++++ Given records
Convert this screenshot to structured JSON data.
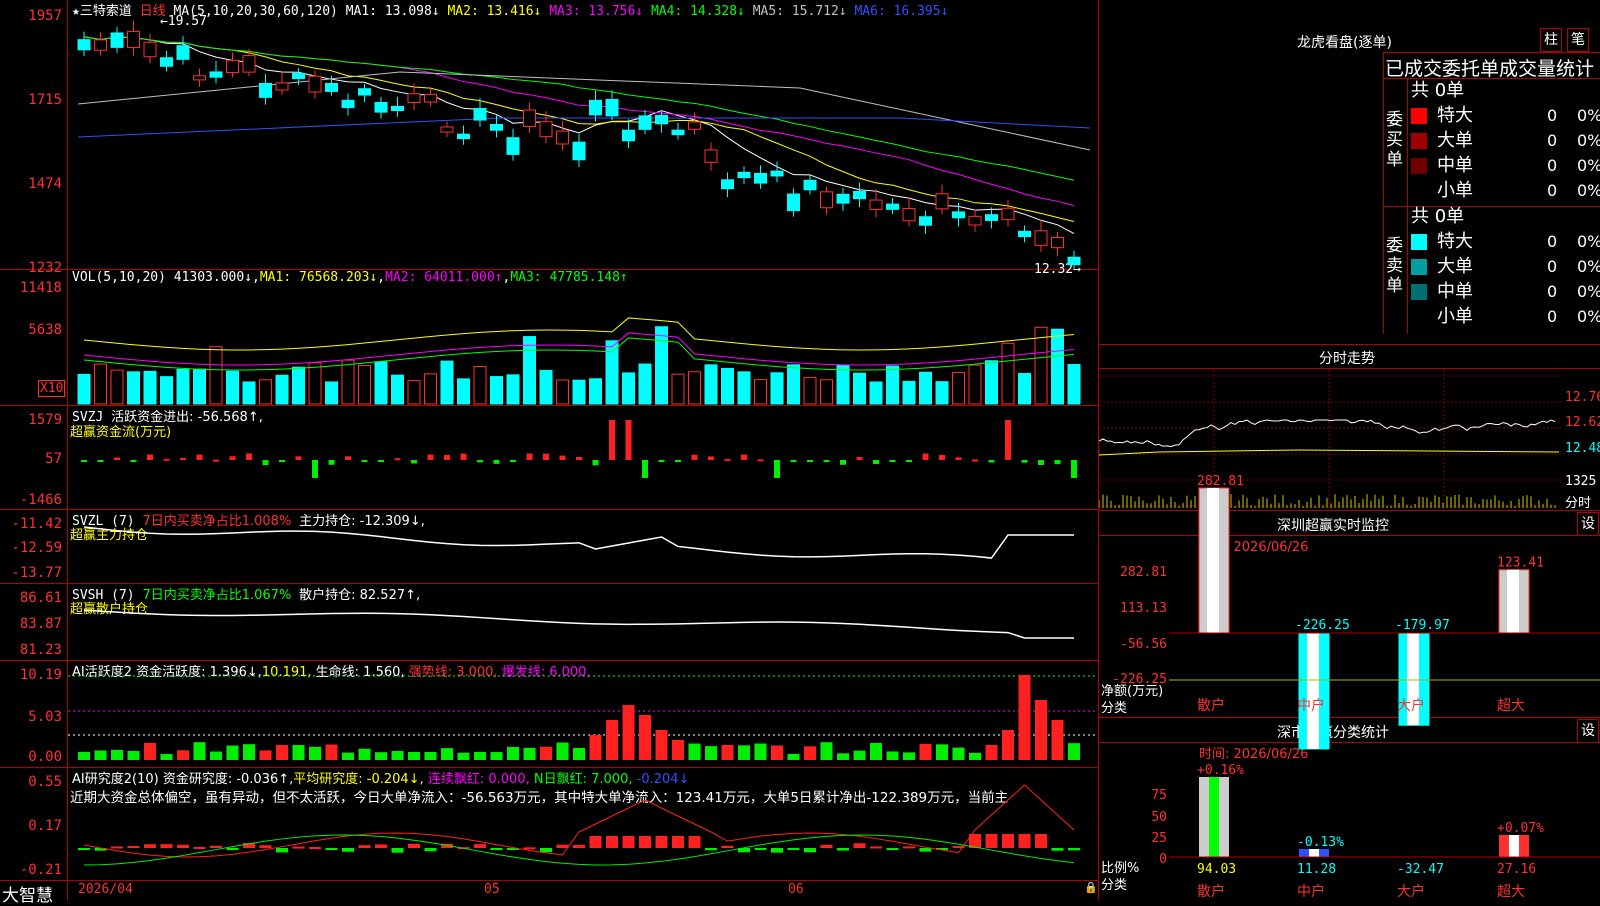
{
  "stock": {
    "name": "三特索道",
    "period": "日线",
    "star": "★"
  },
  "ma_line": {
    "prefix": "MA(5,10,20,30,60,120)",
    "items": [
      {
        "label": "MA1: 13.098↓",
        "color": "#ffffff"
      },
      {
        "label": "MA2: 13.416↓",
        "color": "#ffff00"
      },
      {
        "label": "MA3: 13.756↓",
        "color": "#ff00ff"
      },
      {
        "label": "MA4: 14.328↓",
        "color": "#00ff00"
      },
      {
        "label": "MA5: 15.712↓",
        "color": "#c0c0c0"
      },
      {
        "label": "MA6: 16.395↓",
        "color": "#3050ff"
      }
    ]
  },
  "price_axis": [
    "1957",
    "1715",
    "1474",
    "1232"
  ],
  "price_annot": {
    "high": "19.57",
    "low": "12.32"
  },
  "vol_line": {
    "prefix": "VOL(5,10,20)",
    "v": "41303.000↓",
    "ma1": "MA1: 76568.203↓",
    "ma2": "MA2: 64011.000↑",
    "ma3": "MA3: 47785.148↑"
  },
  "vol_axis": [
    "11418",
    "5638"
  ],
  "vol_unit": "X10",
  "svzj": {
    "prefix": "SVZJ",
    "label": "活跃资金进出: -56.568↑,",
    "sub": "超赢资金流(万元)",
    "axis": [
      "1579",
      "57",
      "-1466"
    ]
  },
  "svzl": {
    "prefix": "SVZL (7)",
    "pct": "7日内买卖净占比1.008%",
    "hold": "主力持仓: -12.309↓,",
    "sub": "超赢主力持仓",
    "axis": [
      "-11.42",
      "-12.59",
      "-13.77"
    ]
  },
  "svsh": {
    "prefix": "SVSH (7)",
    "pct": "7日内买卖净占比1.067%",
    "hold": "散户持仓: 82.527↑,",
    "sub": "超赢散户持仓",
    "axis": [
      "86.61",
      "83.87",
      "81.23"
    ]
  },
  "ai1": {
    "prefix": "AI活跃度2",
    "a": "资金活跃度: 1.396↓",
    "b": "10.191,",
    "c": "生命线: 1.560,",
    "d": "强势线: 3.000,",
    "e": "爆发线: 6.000,",
    "axis": [
      "10.19",
      "5.03",
      "0.00"
    ]
  },
  "ai2": {
    "prefix": "AI研究度2(10)",
    "a": "资金研究度: -0.036↑,",
    "b": "平均研究度: -0.204↓,",
    "c": "连续飘红: 0.000,",
    "d": "N日飘红: 7.000,",
    "e": "-0.204↓",
    "comment": "近期大资金总体偏空，虽有异动，但不太活跃，今日大单净流入：-56.563万元，其中特大单净流入：123.41万元，大单5日累计净出-122.389万元，当前主",
    "axis": [
      "0.55",
      "0.17",
      "-0.21"
    ]
  },
  "dates": [
    "2026/04",
    "05",
    "06"
  ],
  "brand": "大智慧",
  "right": {
    "lhkp": {
      "title": "龙虎看盘(逐单)",
      "btn1": "柱",
      "btn2": "笔",
      "tabs": "已成交委托单成交量统计",
      "buy_side": "委买单",
      "sell_side": "委卖单",
      "buy_total": "共 0单",
      "sell_total": "共 0单",
      "buy_rows": [
        {
          "k": "特大",
          "v": "0",
          "p": "0%",
          "c": "#ff0000"
        },
        {
          "k": "大单",
          "v": "0",
          "p": "0%",
          "c": "#a00000"
        },
        {
          "k": "中单",
          "v": "0",
          "p": "0%",
          "c": "#700000"
        },
        {
          "k": "小单",
          "v": "0",
          "p": "0%",
          "c": "#000000"
        }
      ],
      "sell_rows": [
        {
          "k": "特大",
          "v": "0",
          "p": "0%",
          "c": "#00ffff"
        },
        {
          "k": "大单",
          "v": "0",
          "p": "0%",
          "c": "#00a0a0"
        },
        {
          "k": "中单",
          "v": "0",
          "p": "0%",
          "c": "#007070"
        },
        {
          "k": "小单",
          "v": "0",
          "p": "0%",
          "c": "#000000"
        }
      ]
    },
    "fszs": {
      "title": "分时走势",
      "axis": [
        "12.76",
        "12.62",
        "12.48",
        "1325"
      ],
      "unit": "分时"
    },
    "szcy": {
      "title": "深圳超赢实时监控",
      "btn": "设",
      "time": "时间: 2026/06/26",
      "axis": [
        "282.81",
        "113.13",
        "-56.56",
        "-226.25"
      ],
      "ylabel": "净额(万元)",
      "xlabel": "分类",
      "cats": [
        "散户",
        "中户",
        "大户",
        "超大"
      ],
      "values": [
        282.81,
        -226.25,
        -179.97,
        123.41
      ],
      "labels": [
        "282.81",
        "-226.25",
        "-179.97",
        "123.41"
      ]
    },
    "scfl": {
      "title": "深市超赢分类统计",
      "btn": "设",
      "time": "时间: 2026/06/26",
      "axis": [
        "75",
        "50",
        "25",
        "0"
      ],
      "ylabel": "比例%",
      "xlabel": "分类",
      "cats": [
        "散户",
        "中户",
        "大户",
        "超大"
      ],
      "top": [
        "+0.16%",
        "-0.13%",
        "",
        "+0.07%"
      ],
      "bottom": [
        "94.03",
        "11.28",
        "-32.47",
        "27.16"
      ]
    }
  },
  "chart_data": {
    "type": "bar",
    "title": "深圳超赢实时监控",
    "categories": [
      "散户",
      "中户",
      "大户",
      "超大"
    ],
    "values": [
      282.81,
      -226.25,
      -179.97,
      123.41
    ],
    "ylabel": "净额(万元)",
    "xlabel": "分类"
  }
}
++++++++
Aim ->
Pictures stay out; repeat all the rest of the records exactly.

Result of this task ->
Convert this screenshot to structured JSON data.
{
  "stock": {
    "name": "三特索道",
    "period": "日线",
    "star": "★"
  },
  "ma_line": {
    "prefix": "MA(5,10,20,30,60,120)",
    "items": [
      {
        "label": "MA1: 13.098↓",
        "color": "#ffffff"
      },
      {
        "label": "MA2: 13.416↓",
        "color": "#ffff00"
      },
      {
        "label": "MA3: 13.756↓",
        "color": "#ff00ff"
      },
      {
        "label": "MA4: 14.328↓",
        "color": "#00ff00"
      },
      {
        "label": "MA5: 15.712↓",
        "color": "#c0c0c0"
      },
      {
        "label": "MA6: 16.395↓",
        "color": "#3050ff"
      }
    ]
  },
  "price_axis": [
    "1957",
    "1715",
    "1474",
    "1232"
  ],
  "price_annot": {
    "high": "19.57",
    "low": "12.32"
  },
  "vol_line": {
    "prefix": "VOL(5,10,20)",
    "v": "41303.000↓",
    "ma1": "MA1: 76568.203↓",
    "ma2": "MA2: 64011.000↑",
    "ma3": "MA3: 47785.148↑"
  },
  "vol_axis": [
    "11418",
    "5638"
  ],
  "vol_unit": "X10",
  "svzj": {
    "prefix": "SVZJ",
    "label": "活跃资金进出: -56.568↑,",
    "sub": "超赢资金流(万元)",
    "axis": [
      "1579",
      "57",
      "-1466"
    ]
  },
  "svzl": {
    "prefix": "SVZL (7)",
    "pct": "7日内买卖净占比1.008%",
    "hold": "主力持仓: -12.309↓,",
    "sub": "超赢主力持仓",
    "axis": [
      "-11.42",
      "-12.59",
      "-13.77"
    ]
  },
  "svsh": {
    "prefix": "SVSH (7)",
    "pct": "7日内买卖净占比1.067%",
    "hold": "散户持仓: 82.527↑,",
    "sub": "超赢散户持仓",
    "axis": [
      "86.61",
      "83.87",
      "81.23"
    ]
  },
  "ai1": {
    "prefix": "AI活跃度2",
    "a": "资金活跃度: 1.396↓",
    "b": "10.191,",
    "c": "生命线: 1.560,",
    "d": "强势线: 3.000,",
    "e": "爆发线: 6.000,",
    "axis": [
      "10.19",
      "5.03",
      "0.00"
    ]
  },
  "ai2": {
    "prefix": "AI研究度2(10)",
    "a": "资金研究度: -0.036↑,",
    "b": "平均研究度: -0.204↓,",
    "c": "连续飘红: 0.000,",
    "d": "N日飘红: 7.000,",
    "e": "-0.204↓",
    "comment": "近期大资金总体偏空，虽有异动，但不太活跃，今日大单净流入：-56.563万元，其中特大单净流入：123.41万元，大单5日累计净出-122.389万元，当前主",
    "axis": [
      "0.55",
      "0.17",
      "-0.21"
    ]
  },
  "dates": [
    "2026/04",
    "05",
    "06"
  ],
  "brand": "大智慧",
  "right": {
    "lhkp": {
      "title": "龙虎看盘(逐单)",
      "btn1": "柱",
      "btn2": "笔",
      "tabs": "已成交委托单成交量统计",
      "buy_side": "委买单",
      "sell_side": "委卖单",
      "buy_total": "共 0单",
      "sell_total": "共 0单",
      "buy_rows": [
        {
          "k": "特大",
          "v": "0",
          "p": "0%",
          "c": "#ff0000"
        },
        {
          "k": "大单",
          "v": "0",
          "p": "0%",
          "c": "#a00000"
        },
        {
          "k": "中单",
          "v": "0",
          "p": "0%",
          "c": "#700000"
        },
        {
          "k": "小单",
          "v": "0",
          "p": "0%",
          "c": "#000000"
        }
      ],
      "sell_rows": [
        {
          "k": "特大",
          "v": "0",
          "p": "0%",
          "c": "#00ffff"
        },
        {
          "k": "大单",
          "v": "0",
          "p": "0%",
          "c": "#00a0a0"
        },
        {
          "k": "中单",
          "v": "0",
          "p": "0%",
          "c": "#007070"
        },
        {
          "k": "小单",
          "v": "0",
          "p": "0%",
          "c": "#000000"
        }
      ]
    },
    "fszs": {
      "title": "分时走势",
      "axis": [
        "12.76",
        "12.62",
        "12.48",
        "1325"
      ],
      "unit": "分时"
    },
    "szcy": {
      "title": "深圳超赢实时监控",
      "btn": "设",
      "time": "时间: 2026/06/26",
      "axis": [
        "282.81",
        "113.13",
        "-56.56",
        "-226.25"
      ],
      "ylabel": "净额(万元)",
      "xlabel": "分类",
      "cats": [
        "散户",
        "中户",
        "大户",
        "超大"
      ],
      "values": [
        282.81,
        -226.25,
        -179.97,
        123.41
      ],
      "labels": [
        "282.81",
        "-226.25",
        "-179.97",
        "123.41"
      ]
    },
    "scfl": {
      "title": "深市超赢分类统计",
      "btn": "设",
      "time": "时间: 2026/06/26",
      "axis": [
        "75",
        "50",
        "25",
        "0"
      ],
      "ylabel": "比例%",
      "xlabel": "分类",
      "cats": [
        "散户",
        "中户",
        "大户",
        "超大"
      ],
      "top": [
        "+0.16%",
        "-0.13%",
        "",
        "+0.07%"
      ],
      "bottom": [
        "94.03",
        "11.28",
        "-32.47",
        "27.16"
      ]
    }
  },
  "chart_data": {
    "type": "bar",
    "title": "深圳超赢实时监控",
    "categories": [
      "散户",
      "中户",
      "大户",
      "超大"
    ],
    "values": [
      282.81,
      -226.25,
      -179.97,
      123.41
    ],
    "ylabel": "净额(万元)",
    "xlabel": "分类"
  }
}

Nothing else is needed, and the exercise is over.